WRITTEN REQUEST: Read the entries below and pull out each line with the string "arrows".

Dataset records
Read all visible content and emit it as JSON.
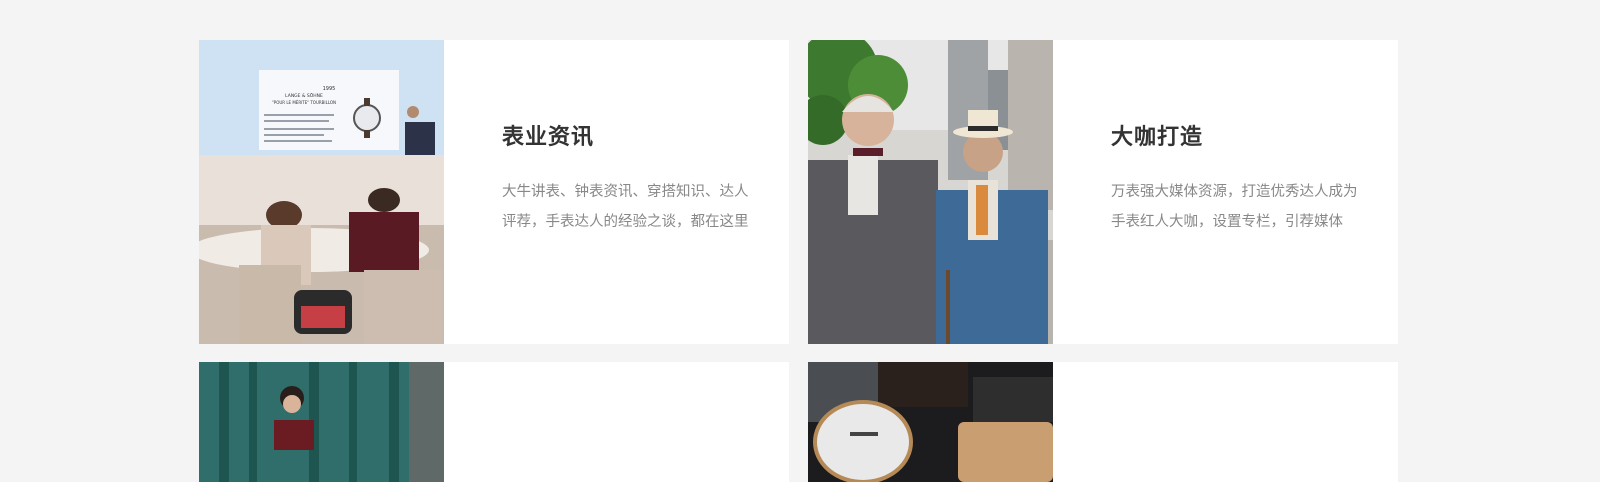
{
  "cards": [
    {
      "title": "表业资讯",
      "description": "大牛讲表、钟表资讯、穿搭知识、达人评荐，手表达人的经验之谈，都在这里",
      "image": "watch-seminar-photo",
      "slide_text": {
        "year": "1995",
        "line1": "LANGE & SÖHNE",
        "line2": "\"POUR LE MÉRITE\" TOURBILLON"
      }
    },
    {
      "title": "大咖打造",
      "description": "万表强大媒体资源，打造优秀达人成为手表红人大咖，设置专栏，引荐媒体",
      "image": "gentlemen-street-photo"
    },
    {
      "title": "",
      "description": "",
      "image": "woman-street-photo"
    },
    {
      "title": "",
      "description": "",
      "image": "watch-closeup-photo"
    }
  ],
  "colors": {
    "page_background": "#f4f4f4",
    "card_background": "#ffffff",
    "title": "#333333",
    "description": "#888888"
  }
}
* * *
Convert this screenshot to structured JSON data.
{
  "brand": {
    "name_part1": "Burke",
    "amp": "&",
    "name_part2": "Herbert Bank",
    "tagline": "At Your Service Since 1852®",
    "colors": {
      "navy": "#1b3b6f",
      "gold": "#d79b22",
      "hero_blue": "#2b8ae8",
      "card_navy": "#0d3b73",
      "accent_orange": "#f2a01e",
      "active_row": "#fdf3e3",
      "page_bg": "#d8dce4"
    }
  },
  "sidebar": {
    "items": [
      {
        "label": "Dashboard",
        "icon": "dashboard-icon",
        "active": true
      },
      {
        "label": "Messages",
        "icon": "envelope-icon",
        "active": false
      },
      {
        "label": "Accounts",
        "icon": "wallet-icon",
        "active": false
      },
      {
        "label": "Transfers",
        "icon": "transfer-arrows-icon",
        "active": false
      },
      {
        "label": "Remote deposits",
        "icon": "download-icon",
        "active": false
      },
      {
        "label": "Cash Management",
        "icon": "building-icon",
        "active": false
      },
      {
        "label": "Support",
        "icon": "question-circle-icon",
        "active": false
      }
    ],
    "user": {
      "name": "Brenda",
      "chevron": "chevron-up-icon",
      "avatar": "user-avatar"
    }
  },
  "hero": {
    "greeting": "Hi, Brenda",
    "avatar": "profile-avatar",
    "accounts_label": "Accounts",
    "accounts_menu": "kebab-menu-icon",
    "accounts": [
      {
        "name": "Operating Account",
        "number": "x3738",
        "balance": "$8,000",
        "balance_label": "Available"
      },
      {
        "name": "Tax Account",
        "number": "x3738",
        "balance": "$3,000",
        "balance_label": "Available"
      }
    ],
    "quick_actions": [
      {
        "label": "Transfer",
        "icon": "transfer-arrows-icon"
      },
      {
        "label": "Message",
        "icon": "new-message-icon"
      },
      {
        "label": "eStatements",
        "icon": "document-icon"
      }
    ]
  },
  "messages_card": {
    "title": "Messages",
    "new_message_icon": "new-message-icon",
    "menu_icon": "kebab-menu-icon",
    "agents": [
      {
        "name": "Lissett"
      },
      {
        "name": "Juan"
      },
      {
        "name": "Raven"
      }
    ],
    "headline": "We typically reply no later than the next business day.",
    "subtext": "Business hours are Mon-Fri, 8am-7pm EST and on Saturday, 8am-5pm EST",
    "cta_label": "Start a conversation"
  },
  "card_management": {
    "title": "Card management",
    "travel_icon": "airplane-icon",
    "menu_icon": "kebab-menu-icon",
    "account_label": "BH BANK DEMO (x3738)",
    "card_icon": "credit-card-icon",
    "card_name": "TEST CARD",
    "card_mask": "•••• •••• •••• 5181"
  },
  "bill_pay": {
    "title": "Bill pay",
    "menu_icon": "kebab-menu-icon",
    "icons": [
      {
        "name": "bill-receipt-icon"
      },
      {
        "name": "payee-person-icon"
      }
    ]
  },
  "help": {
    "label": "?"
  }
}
--
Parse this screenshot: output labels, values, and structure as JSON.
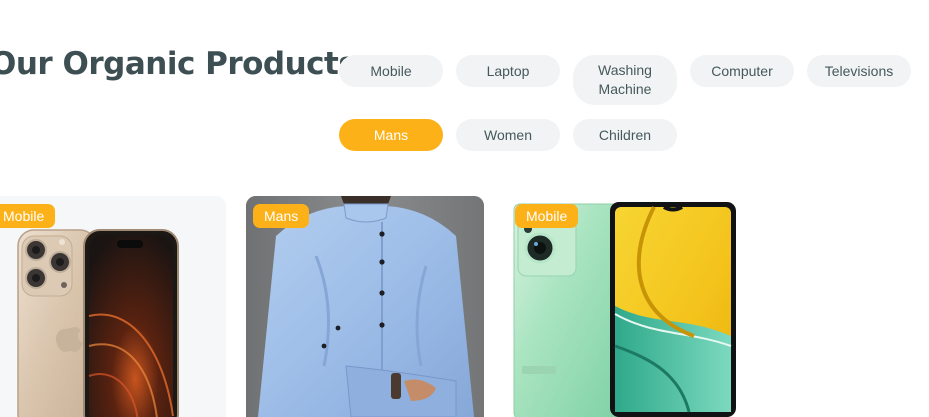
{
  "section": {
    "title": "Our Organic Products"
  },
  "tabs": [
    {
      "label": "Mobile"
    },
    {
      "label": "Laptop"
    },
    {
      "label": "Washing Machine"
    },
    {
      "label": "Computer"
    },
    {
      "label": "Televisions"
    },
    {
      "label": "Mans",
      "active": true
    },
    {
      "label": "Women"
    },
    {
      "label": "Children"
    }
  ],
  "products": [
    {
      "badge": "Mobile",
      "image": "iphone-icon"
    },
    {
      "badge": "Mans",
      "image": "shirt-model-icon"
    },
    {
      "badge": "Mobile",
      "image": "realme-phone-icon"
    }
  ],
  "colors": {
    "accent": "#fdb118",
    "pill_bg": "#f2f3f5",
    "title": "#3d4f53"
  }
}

EXERCISE RESULT:
        "icon": "transfer-arrows-icon",
        "icon": "transfer-arrows-icon"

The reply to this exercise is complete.